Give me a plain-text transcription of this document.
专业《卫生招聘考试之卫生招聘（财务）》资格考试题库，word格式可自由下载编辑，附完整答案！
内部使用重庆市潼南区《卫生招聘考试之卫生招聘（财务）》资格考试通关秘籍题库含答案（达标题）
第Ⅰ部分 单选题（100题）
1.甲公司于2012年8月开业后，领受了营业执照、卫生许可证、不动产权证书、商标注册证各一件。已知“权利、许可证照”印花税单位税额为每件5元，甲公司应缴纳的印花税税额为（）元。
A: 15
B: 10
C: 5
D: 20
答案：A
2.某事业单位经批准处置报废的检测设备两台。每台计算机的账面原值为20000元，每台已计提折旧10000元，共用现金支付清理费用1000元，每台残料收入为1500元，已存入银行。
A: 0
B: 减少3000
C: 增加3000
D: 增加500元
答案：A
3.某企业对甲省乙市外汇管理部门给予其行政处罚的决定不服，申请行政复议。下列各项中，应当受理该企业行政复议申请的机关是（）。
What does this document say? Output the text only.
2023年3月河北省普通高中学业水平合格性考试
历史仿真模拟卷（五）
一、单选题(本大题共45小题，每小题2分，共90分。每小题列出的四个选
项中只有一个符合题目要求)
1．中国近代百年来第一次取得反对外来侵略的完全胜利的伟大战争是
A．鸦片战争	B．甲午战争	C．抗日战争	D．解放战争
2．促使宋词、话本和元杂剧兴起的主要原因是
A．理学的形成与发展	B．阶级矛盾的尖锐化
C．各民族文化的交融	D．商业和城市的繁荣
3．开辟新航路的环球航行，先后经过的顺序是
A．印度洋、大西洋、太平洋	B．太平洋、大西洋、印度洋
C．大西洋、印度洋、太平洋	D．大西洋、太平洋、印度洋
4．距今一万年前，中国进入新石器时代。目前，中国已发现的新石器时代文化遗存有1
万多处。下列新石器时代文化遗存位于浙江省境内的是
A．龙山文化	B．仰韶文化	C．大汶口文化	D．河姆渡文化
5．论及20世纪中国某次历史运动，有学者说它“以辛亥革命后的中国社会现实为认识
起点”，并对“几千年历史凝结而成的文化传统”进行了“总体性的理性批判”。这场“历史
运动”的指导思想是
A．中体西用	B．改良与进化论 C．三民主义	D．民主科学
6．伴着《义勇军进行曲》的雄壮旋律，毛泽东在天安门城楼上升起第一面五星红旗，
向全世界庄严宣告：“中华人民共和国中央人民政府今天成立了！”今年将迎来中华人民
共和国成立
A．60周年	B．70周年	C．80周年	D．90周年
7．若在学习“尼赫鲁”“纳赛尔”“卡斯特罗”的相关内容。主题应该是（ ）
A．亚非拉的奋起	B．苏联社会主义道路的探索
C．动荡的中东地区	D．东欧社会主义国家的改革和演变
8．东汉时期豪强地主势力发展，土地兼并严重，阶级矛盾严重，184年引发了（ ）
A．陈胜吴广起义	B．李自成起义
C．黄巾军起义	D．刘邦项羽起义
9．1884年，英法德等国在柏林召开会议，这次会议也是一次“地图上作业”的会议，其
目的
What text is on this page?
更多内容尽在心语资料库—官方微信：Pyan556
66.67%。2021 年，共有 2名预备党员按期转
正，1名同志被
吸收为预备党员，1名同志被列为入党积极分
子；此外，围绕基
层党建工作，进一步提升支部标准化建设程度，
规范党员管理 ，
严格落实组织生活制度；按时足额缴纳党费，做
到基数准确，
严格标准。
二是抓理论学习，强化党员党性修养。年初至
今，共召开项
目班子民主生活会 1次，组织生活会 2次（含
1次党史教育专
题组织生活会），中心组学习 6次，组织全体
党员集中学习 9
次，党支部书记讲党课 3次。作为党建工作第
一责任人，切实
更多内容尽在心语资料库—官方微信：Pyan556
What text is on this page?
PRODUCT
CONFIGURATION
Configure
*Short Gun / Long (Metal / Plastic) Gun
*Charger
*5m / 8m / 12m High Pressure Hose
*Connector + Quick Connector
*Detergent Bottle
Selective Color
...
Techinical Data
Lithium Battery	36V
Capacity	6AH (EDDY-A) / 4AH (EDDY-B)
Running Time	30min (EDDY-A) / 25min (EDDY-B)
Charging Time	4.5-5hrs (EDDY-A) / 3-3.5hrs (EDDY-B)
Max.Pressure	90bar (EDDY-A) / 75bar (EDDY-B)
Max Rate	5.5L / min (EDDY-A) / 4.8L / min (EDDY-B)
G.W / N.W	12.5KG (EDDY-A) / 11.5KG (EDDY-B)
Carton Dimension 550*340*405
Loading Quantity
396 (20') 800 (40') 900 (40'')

--

Exercise task >>
Every record above needs to be repeated word for word.

Answer to this exercise >>
Give me a plain-text transcription of this document.
专业《卫生招聘考试之卫生招聘（财务）》资格考试题库，word格式可自由下载编辑，附完整答案！
内部使用重庆市潼南区《卫生招聘考试之卫生招聘（财务）》资格考试通关秘籍题库含答案（达标题）
第Ⅰ部分 单选题（100题）
1.甲公司于2012年8月开业后，领受了营业执照、卫生许可证、不动产权证书、商标注册证各一件。已知“权利、许可证照”印花税单位税额为每件5元，甲公司应缴纳的印花税税额为（）元。
A: 15
B: 10
C: 5
D: 20
答案：A
2.某事业单位经批准处置报废的检测设备两台。每台计算机的账面原值为20000元，每台已计提折旧10000元，共用现金支付清理费用1000元，每台残料收入为1500元，已存入银行。
A: 0
B: 减少3000
C: 增加3000
D: 增加500元
答案：A
3.某企业对甲省乙市外汇管理部门给予其行政处罚的决定不服，申请行政复议。下列各项中，应当受理该企业行政复议申请的机关是（）。
What does this document say? Output the text only.
2023年3月河北省普通高中学业水平合格性考试
历史仿真模拟卷（五）
一、单选题(本大题共45小题，每小题2分，共90分。每小题列出的四个选
项中只有一个符合题目要求)
1．中国近代百年来第一次取得反对外来侵略的完全胜利的伟大战争是
A．鸦片战争	B．甲午战争	C．抗日战争	D．解放战争
2．促使宋词、话本和元杂剧兴起的主要原因是
A．理学的形成与发展	B．阶级矛盾的尖锐化
C．各民族文化的交融	D．商业和城市的繁荣
3．开辟新航路的环球航行，先后经过的顺序是
A．印度洋、大西洋、太平洋	B．太平洋、大西洋、印度洋
C．大西洋、印度洋、太平洋	D．大西洋、太平洋、印度洋
4．距今一万年前，中国进入新石器时代。目前，中国已发现的新石器时代文化遗存有1
万多处。下列新石器时代文化遗存位于浙江省境内的是
A．龙山文化	B．仰韶文化	C．大汶口文化	D．河姆渡文化
5．论及20世纪中国某次历史运动，有学者说它“以辛亥革命后的中国社会现实为认识
起点”，并对“几千年历史凝结而成的文化传统”进行了“总体性的理性批判”。这场“历史
运动”的指导思想是
A．中体西用	B．改良与进化论 C．三民主义	D．民主科学
6．伴着《义勇军进行曲》的雄壮旋律，毛泽东在天安门城楼上升起第一面五星红旗，
向全世界庄严宣告：“中华人民共和国中央人民政府今天成立了！”今年将迎来中华人民
共和国成立
A．60周年	B．70周年	C．80周年	D．90周年
7．若在学习“尼赫鲁”“纳赛尔”“卡斯特罗”的相关内容。主题应该是（ ）
A．亚非拉的奋起	B．苏联社会主义道路的探索
C．动荡的中东地区	D．东欧社会主义国家的改革和演变
8．东汉时期豪强地主势力发展，土地兼并严重，阶级矛盾严重，184年引发了（ ）
A．陈胜吴广起义	B．李自成起义
C．黄巾军起义	D．刘邦项羽起义
9．1884年，英法德等国在柏林召开会议，这次会议也是一次“地图上作业”的会议，其
目的
What text is on this page?
更多内容尽在心语资料库—官方微信：Pyan556
66.67%。2021 年，共有 2名预备党员按期转
正，1名同志被
吸收为预备党员，1名同志被列为入党积极分
子；此外，围绕基
层党建工作，进一步提升支部标准化建设程度，
规范党员管理 ，
严格落实组织生活制度；按时足额缴纳党费，做
到基数准确，
严格标准。
二是抓理论学习，强化党员党性修养。年初至
今，共召开项
目班子民主生活会 1次，组织生活会 2次（含
1次党史教育专
题组织生活会），中心组学习 6次，组织全体
党员集中学习 9
次，党支部书记讲党课 3次。作为党建工作第
一责任人，切实
更多内容尽在心语资料库—官方微信：Pyan556
What text is on this page?
PRODUCT
CONFIGURATION
Configure
*Short Gun / Long (Metal / Plastic) Gun
*Charger
*5m / 8m / 12m High Pressure Hose
*Connector + Quick Connector
*Detergent Bottle
Selective Color
...
Techinical Data
Lithium Battery	36V
Capacity	6AH (EDDY-A) / 4AH (EDDY-B)
Running Time	30min (EDDY-A) / 25min (EDDY-B)
Charging Time	4.5-5hrs (EDDY-A) / 3-3.5hrs (EDDY-B)
Max.Pressure	90bar (EDDY-A) / 75bar (EDDY-B)
Max Rate	5.5L / min (EDDY-A) / 4.8L / min (EDDY-B)
G.W / N.W	12.5KG (EDDY-A) / 11.5KG (EDDY-B)
Carton Dimension 550*340*405
Loading Quantity
396 (20') 800 (40') 900 (40'')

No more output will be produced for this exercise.